PROBLEM TO WORK ON
According to the Brood XI article, which species made up the brood?

QUOTED PASSAGE
= Brood XI =

Extinct periodical cicada brood

Brood XI (Brood 11) was a brood of periodical cicadas that appeared regularly in the eastern United States. It was one of the smallest 17-year broods, consisting exclusively of the species Magicicada septendecim, and was historically restricted to areas of Connecticut, Massachusetts, and Rhode Island which appeared to be at the northern limit of the species' range. Brood XI has not been seen since its 1954 emergence and is now generally regarded as extinct.

==Historical records==

Brood XI cicadas had historically been reported from scattered areas of the north-eastern United States, with records found going back into the 18th century, such as at Sandwich, Massachusetts. E. C. Herrick saw them "swarming" in the woods of Tolland County in 1835.

By the late 19th century records were already becoming scarce. Entomologist George Dimmock recorded the species in great numbers in Suffield, Connecticut, in 1869 and collected a specimen, but failed to find them in the same location when searching seventeen years later. It was reported by Prof. A. S. Packard from three localities in Rhode Island in 1903, including at a site in the town of Coventry near the southwest end of the Tiogue Reservoir where they covered the scrub oak for an eighth of a mile, but a search in 1920 drew a blank. By the 1920s the lack of reports led some to suggest that the brood had become extinct.

==1937 emergence==

To the great interest of entomologists, Brood XI was rediscovered on its 1937 emergence by Prof. Jerauld Manter of the University of Connecticut, who was informed on June 7, 1937, that periodical cicadas had been seen near the town of Willington, Connecticut. On visiting he found what appeared to be a "thriving colony" in pastureland to the east of the town on a farm belonging to a Mr. John Blahusiak. Manter noted references to cicadas being heard in the locality in 1903 and 1920, and observed the colony covering an area of about 10 acres, with "many thousands clinging to the trees". However, he added that given the absence of other reports the colony was probably "the last remnant" of Brood XI.

[Document structure recognition data]
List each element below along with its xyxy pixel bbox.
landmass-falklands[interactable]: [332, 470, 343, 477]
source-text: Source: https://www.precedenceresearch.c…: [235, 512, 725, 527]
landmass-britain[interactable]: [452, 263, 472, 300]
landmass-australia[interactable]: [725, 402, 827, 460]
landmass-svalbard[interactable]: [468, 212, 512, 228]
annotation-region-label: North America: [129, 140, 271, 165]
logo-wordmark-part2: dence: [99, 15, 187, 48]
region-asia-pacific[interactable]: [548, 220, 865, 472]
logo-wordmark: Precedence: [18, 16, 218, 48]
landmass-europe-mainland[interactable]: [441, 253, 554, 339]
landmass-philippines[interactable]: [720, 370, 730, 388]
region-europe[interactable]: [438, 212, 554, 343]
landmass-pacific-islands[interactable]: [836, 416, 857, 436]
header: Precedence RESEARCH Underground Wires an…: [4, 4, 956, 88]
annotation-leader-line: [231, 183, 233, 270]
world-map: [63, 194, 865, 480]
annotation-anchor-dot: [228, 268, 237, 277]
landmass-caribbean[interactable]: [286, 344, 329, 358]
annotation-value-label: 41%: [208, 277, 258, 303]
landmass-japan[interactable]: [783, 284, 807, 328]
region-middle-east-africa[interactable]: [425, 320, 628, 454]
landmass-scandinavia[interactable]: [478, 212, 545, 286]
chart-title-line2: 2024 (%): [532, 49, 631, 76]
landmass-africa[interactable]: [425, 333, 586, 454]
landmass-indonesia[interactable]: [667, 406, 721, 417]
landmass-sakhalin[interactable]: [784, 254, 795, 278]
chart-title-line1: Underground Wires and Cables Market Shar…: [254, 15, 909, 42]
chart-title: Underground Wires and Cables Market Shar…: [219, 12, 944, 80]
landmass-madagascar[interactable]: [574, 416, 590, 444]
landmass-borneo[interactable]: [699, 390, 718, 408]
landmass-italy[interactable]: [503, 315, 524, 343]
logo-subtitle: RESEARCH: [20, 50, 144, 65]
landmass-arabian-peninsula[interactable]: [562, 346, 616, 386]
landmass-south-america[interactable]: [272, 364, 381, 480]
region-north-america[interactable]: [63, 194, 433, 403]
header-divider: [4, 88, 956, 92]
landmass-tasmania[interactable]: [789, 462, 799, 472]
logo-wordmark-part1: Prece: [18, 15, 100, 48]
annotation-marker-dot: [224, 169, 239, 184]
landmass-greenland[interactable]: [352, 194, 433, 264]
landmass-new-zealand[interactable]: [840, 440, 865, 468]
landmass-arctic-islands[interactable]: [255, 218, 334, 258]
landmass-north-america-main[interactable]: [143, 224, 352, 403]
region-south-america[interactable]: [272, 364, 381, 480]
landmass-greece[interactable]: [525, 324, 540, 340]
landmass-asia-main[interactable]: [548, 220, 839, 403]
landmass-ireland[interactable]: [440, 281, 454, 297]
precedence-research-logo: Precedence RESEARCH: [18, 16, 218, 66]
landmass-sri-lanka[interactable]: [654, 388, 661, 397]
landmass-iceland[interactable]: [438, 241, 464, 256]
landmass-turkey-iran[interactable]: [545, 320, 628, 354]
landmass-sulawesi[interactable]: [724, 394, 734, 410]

EXERCISE OUTPUT
Magicicada septendecim